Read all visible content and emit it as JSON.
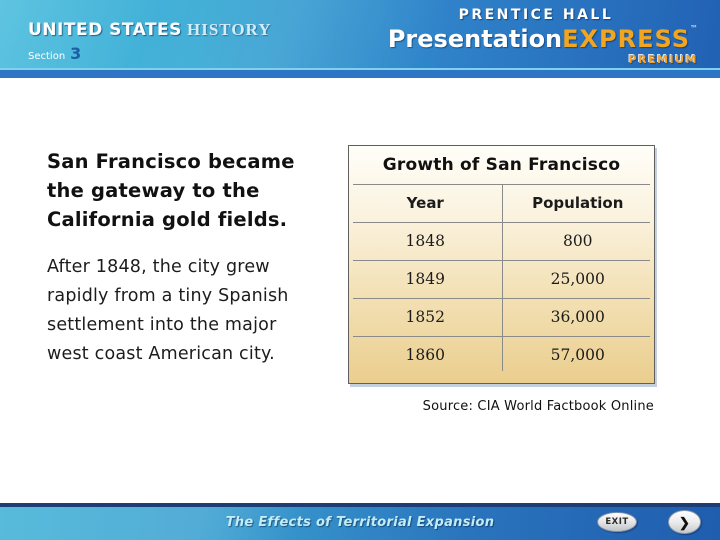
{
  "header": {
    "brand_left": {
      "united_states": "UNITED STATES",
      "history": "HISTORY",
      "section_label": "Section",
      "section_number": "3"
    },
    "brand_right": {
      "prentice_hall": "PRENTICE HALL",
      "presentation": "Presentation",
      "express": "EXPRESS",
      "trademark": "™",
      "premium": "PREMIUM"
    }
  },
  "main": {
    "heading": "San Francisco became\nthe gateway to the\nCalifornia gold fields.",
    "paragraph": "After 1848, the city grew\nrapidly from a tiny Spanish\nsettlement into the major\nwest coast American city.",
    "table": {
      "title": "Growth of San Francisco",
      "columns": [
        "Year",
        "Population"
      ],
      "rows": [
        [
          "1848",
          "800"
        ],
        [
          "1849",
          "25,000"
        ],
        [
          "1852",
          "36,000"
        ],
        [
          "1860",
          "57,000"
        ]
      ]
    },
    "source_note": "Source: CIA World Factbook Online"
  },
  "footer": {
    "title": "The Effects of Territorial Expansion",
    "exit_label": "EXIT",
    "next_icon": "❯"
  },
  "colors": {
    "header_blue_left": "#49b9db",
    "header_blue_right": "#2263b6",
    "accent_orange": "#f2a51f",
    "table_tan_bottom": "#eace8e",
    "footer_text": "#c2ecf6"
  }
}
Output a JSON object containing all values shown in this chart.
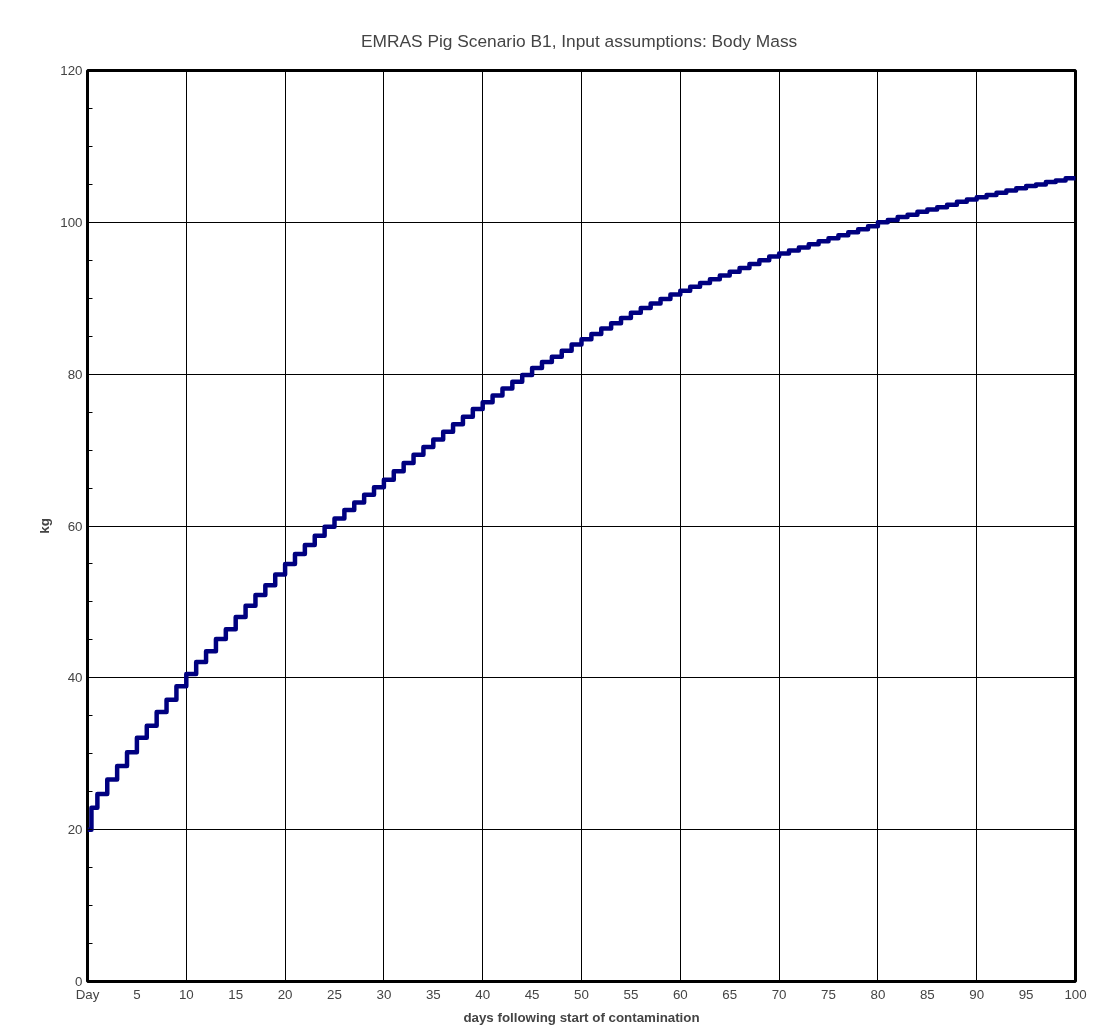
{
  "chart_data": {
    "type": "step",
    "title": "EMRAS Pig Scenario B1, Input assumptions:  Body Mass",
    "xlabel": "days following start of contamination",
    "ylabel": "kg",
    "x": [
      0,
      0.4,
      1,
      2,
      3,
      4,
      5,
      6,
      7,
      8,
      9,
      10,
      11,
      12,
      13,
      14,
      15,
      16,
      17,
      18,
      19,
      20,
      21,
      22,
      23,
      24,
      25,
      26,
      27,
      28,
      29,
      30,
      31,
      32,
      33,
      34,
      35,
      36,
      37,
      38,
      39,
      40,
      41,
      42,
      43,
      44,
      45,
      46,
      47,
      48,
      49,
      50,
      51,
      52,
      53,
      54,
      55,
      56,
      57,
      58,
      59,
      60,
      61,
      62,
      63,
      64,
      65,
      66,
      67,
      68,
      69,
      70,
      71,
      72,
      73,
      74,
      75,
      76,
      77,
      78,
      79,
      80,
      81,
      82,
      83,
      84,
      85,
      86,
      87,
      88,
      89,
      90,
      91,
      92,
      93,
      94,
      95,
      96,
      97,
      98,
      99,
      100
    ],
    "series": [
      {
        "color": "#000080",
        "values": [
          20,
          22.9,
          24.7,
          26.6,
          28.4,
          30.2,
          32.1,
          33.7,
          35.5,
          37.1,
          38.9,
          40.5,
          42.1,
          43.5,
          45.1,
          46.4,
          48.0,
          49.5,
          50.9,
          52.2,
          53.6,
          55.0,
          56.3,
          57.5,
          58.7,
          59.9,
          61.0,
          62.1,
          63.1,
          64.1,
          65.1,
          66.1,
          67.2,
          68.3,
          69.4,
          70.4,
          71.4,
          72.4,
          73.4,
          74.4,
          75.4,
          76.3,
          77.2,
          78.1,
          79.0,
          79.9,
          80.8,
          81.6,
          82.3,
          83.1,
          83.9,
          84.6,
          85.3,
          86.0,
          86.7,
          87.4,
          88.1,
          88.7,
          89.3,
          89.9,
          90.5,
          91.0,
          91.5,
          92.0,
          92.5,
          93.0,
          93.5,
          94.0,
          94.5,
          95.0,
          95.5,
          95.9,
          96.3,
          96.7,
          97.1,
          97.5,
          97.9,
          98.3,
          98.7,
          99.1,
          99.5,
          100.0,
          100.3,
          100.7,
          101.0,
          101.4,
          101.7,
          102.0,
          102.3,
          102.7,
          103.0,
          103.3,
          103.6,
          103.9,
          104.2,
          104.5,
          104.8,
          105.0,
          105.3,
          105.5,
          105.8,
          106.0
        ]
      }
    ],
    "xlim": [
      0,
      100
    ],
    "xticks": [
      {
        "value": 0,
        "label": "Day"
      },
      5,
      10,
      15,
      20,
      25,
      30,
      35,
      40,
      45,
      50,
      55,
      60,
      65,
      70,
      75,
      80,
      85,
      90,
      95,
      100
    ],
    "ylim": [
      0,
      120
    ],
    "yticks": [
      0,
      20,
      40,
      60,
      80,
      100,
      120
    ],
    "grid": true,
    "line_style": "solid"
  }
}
++++++++
* **WHAT IS ASKED**: Repeat the data exactly in full, omitting its pictures.

* **TASK RESPONSE**:
Read all visible content and emit it as JSON.
{
  "header": {
    "brand_left": {
      "united_states": "UNITED STATES",
      "history": "HISTORY",
      "section_label": "Section",
      "section_number": "3"
    },
    "brand_right": {
      "prentice_hall": "PRENTICE HALL",
      "presentation": "Presentation",
      "express": "EXPRESS",
      "trademark": "™",
      "premium": "PREMIUM"
    }
  },
  "main": {
    "heading": "San Francisco became\nthe gateway to the\nCalifornia gold fields.",
    "paragraph": "After 1848, the city grew\nrapidly from a tiny Spanish\nsettlement into the major\nwest coast American city.",
    "table": {
      "title": "Growth of San Francisco",
      "columns": [
        "Year",
        "Population"
      ],
      "rows": [
        [
          "1848",
          "800"
        ],
        [
          "1849",
          "25,000"
        ],
        [
          "1852",
          "36,000"
        ],
        [
          "1860",
          "57,000"
        ]
      ]
    },
    "source_note": "Source: CIA World Factbook Online"
  },
  "footer": {
    "title": "The Effects of Territorial Expansion",
    "exit_label": "EXIT",
    "next_icon": "❯"
  },
  "colors": {
    "header_blue_left": "#49b9db",
    "header_blue_right": "#2263b6",
    "accent_orange": "#f2a51f",
    "table_tan_bottom": "#eace8e",
    "footer_text": "#c2ecf6"
  }
}
Output a JSON object containing all values shown in this chart.
{
  "chart_data": {
    "type": "step",
    "title": "EMRAS Pig Scenario B1, Input assumptions:  Body Mass",
    "xlabel": "days following start of contamination",
    "ylabel": "kg",
    "x": [
      0,
      0.4,
      1,
      2,
      3,
      4,
      5,
      6,
      7,
      8,
      9,
      10,
      11,
      12,
      13,
      14,
      15,
      16,
      17,
      18,
      19,
      20,
      21,
      22,
      23,
      24,
      25,
      26,
      27,
      28,
      29,
      30,
      31,
      32,
      33,
      34,
      35,
      36,
      37,
      38,
      39,
      40,
      41,
      42,
      43,
      44,
      45,
      46,
      47,
      48,
      49,
      50,
      51,
      52,
      53,
      54,
      55,
      56,
      57,
      58,
      59,
      60,
      61,
      62,
      63,
      64,
      65,
      66,
      67,
      68,
      69,
      70,
      71,
      72,
      73,
      74,
      75,
      76,
      77,
      78,
      79,
      80,
      81,
      82,
      83,
      84,
      85,
      86,
      87,
      88,
      89,
      90,
      91,
      92,
      93,
      94,
      95,
      96,
      97,
      98,
      99,
      100
    ],
    "series": [
      {
        "color": "#000080",
        "values": [
          20,
          22.9,
          24.7,
          26.6,
          28.4,
          30.2,
          32.1,
          33.7,
          35.5,
          37.1,
          38.9,
          40.5,
          42.1,
          43.5,
          45.1,
          46.4,
          48.0,
          49.5,
          50.9,
          52.2,
          53.6,
          55.0,
          56.3,
          57.5,
          58.7,
          59.9,
          61.0,
          62.1,
          63.1,
          64.1,
          65.1,
          66.1,
          67.2,
          68.3,
          69.4,
          70.4,
          71.4,
          72.4,
          73.4,
          74.4,
          75.4,
          76.3,
          77.2,
          78.1,
          79.0,
          79.9,
          80.8,
          81.6,
          82.3,
          83.1,
          83.9,
          84.6,
          85.3,
          86.0,
          86.7,
          87.4,
          88.1,
          88.7,
          89.3,
          89.9,
          90.5,
          91.0,
          91.5,
          92.0,
          92.5,
          93.0,
          93.5,
          94.0,
          94.5,
          95.0,
          95.5,
          95.9,
          96.3,
          96.7,
          97.1,
          97.5,
          97.9,
          98.3,
          98.7,
          99.1,
          99.5,
          100.0,
          100.3,
          100.7,
          101.0,
          101.4,
          101.7,
          102.0,
          102.3,
          102.7,
          103.0,
          103.3,
          103.6,
          103.9,
          104.2,
          104.5,
          104.8,
          105.0,
          105.3,
          105.5,
          105.8,
          106.0
        ]
      }
    ],
    "xlim": [
      0,
      100
    ],
    "xticks": [
      {
        "value": 0,
        "label": "Day"
      },
      5,
      10,
      15,
      20,
      25,
      30,
      35,
      40,
      45,
      50,
      55,
      60,
      65,
      70,
      75,
      80,
      85,
      90,
      95,
      100
    ],
    "ylim": [
      0,
      120
    ],
    "yticks": [
      0,
      20,
      40,
      60,
      80,
      100,
      120
    ],
    "grid": true,
    "line_style": "solid"
  }
}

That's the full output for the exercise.